[EXERCISE DIRECTIONS]
Reproduce the records from their first line through the line containing "b-ztick-label: 1400 xyxy=(1473,416,1516,439)", including both of those lines.

[INPUT DATA]
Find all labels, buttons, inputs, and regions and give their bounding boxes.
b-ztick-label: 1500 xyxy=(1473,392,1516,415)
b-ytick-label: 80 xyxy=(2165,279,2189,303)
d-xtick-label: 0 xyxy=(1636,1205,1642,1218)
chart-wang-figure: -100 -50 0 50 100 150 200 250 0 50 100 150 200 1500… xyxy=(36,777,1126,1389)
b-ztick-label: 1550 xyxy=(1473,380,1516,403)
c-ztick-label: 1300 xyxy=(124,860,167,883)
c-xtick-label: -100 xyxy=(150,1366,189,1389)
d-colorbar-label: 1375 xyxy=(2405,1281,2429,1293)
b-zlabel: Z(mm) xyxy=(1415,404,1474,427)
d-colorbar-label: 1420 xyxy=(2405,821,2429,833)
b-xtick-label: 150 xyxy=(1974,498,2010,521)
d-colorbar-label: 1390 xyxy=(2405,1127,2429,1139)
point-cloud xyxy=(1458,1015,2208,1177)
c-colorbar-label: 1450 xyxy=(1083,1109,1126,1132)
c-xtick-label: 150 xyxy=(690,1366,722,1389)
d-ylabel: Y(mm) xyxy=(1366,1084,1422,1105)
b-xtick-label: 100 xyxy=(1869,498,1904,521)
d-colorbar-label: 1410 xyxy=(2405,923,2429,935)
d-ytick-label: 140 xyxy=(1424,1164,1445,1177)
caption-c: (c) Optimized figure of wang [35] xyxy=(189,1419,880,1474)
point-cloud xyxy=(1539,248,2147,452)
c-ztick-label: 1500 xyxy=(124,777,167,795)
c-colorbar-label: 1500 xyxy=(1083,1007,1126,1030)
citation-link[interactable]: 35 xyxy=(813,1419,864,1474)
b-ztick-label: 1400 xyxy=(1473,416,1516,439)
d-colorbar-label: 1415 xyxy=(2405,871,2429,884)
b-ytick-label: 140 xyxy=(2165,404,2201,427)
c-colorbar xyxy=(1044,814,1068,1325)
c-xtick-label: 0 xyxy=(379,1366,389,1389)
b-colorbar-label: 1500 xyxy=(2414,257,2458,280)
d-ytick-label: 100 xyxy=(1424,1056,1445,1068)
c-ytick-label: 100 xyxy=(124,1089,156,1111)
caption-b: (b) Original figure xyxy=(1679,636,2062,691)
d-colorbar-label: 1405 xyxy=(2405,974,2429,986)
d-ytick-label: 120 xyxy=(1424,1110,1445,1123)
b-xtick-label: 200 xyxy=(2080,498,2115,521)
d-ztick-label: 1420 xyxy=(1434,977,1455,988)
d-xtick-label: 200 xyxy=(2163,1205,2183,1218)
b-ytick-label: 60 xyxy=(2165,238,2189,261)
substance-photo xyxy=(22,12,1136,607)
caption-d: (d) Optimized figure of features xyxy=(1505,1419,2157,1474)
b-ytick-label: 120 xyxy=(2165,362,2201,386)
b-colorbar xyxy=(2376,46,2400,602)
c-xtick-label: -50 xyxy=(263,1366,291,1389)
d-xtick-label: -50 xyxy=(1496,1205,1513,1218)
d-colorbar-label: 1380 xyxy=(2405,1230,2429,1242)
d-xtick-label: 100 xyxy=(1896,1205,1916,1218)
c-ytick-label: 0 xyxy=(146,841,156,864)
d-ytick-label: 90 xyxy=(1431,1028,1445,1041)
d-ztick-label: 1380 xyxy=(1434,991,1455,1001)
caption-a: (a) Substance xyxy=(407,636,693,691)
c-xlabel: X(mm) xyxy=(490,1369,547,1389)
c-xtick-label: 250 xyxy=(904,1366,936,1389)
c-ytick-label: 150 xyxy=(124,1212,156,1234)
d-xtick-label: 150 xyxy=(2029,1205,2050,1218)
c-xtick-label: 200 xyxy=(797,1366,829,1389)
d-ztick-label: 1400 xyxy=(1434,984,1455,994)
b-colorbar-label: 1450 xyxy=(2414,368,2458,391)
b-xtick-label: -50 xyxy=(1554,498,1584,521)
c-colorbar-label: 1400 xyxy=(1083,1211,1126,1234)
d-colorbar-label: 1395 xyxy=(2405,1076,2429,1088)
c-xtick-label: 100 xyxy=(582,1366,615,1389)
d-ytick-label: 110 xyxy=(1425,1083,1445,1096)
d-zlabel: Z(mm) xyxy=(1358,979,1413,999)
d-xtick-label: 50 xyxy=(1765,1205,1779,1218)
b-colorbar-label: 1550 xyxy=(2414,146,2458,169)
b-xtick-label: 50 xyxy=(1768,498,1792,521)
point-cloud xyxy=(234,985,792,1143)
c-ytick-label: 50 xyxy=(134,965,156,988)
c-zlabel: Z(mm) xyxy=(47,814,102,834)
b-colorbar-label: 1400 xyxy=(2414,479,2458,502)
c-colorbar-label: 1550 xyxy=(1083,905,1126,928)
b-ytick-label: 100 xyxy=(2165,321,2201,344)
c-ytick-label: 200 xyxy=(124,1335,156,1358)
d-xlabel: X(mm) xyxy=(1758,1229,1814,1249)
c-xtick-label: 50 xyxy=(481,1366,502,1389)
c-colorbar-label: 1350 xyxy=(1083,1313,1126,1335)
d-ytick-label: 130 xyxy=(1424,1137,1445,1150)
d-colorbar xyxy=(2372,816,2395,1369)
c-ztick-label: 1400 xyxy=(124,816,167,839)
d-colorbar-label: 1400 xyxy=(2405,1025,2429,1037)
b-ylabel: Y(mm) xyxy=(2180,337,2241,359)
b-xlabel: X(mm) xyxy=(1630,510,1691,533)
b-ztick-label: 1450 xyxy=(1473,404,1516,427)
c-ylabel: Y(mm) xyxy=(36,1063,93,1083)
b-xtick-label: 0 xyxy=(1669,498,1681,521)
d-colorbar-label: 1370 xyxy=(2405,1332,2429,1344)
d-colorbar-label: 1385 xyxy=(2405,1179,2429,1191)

[COMPLETED TASK]
Find all labels, buttons, inputs, and regions and give their bounding boxes.
b-ztick-label: 1500 xyxy=(1473,392,1516,415)
b-ytick-label: 80 xyxy=(2165,279,2189,303)
d-xtick-label: 0 xyxy=(1636,1205,1642,1218)
chart-wang-figure: -100 -50 0 50 100 150 200 250 0 50 100 150 200 1500… xyxy=(36,777,1126,1389)
b-ztick-label: 1550 xyxy=(1473,380,1516,403)
c-ztick-label: 1300 xyxy=(124,860,167,883)
c-xtick-label: -100 xyxy=(150,1366,189,1389)
d-colorbar-label: 1375 xyxy=(2405,1281,2429,1293)
b-zlabel: Z(mm) xyxy=(1415,404,1474,427)
d-colorbar-label: 1420 xyxy=(2405,821,2429,833)
b-xtick-label: 150 xyxy=(1974,498,2010,521)
d-colorbar-label: 1390 xyxy=(2405,1127,2429,1139)
point-cloud xyxy=(1458,1015,2208,1177)
c-colorbar-label: 1450 xyxy=(1083,1109,1126,1132)
c-xtick-label: 150 xyxy=(690,1366,722,1389)
d-ylabel: Y(mm) xyxy=(1366,1084,1422,1105)
b-xtick-label: 100 xyxy=(1869,498,1904,521)
d-colorbar-label: 1410 xyxy=(2405,923,2429,935)
d-ytick-label: 140 xyxy=(1424,1164,1445,1177)
caption-c: (c) Optimized figure of wang [35] xyxy=(189,1419,880,1474)
point-cloud xyxy=(1539,248,2147,452)
c-ztick-label: 1500 xyxy=(124,777,167,795)
c-colorbar-label: 1500 xyxy=(1083,1007,1126,1030)
citation-link[interactable]: 35 xyxy=(813,1419,864,1474)
b-ztick-label: 1400 xyxy=(1473,416,1516,439)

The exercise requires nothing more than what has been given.